**Goal**:
From the entries below, copy every line where the string "size" appears.

◇ ◇ ◇ ◇

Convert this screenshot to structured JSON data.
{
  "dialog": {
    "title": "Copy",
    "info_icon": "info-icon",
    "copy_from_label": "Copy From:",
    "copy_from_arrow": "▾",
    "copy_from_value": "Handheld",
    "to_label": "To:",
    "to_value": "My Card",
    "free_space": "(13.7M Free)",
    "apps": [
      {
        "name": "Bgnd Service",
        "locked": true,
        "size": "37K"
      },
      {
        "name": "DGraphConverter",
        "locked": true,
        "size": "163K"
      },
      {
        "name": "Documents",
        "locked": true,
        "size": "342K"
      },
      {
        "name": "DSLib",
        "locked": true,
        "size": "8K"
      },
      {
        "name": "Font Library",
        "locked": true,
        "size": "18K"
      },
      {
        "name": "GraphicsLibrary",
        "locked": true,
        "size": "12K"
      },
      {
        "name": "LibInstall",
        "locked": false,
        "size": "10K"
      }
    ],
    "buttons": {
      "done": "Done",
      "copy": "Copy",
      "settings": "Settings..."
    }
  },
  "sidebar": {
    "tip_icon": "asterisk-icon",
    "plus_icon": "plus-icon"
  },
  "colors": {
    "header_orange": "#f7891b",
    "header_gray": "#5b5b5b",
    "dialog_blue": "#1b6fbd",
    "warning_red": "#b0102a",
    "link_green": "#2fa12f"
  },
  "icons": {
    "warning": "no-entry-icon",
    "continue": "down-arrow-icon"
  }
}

◇ ◇ ◇ ◇

**Answer below**:
        "size": "37K"
        "size": "163K"
        "size": "342K"
        "size": "8K"
        "size": "18K"
        "size": "12K"
        "size": "10K"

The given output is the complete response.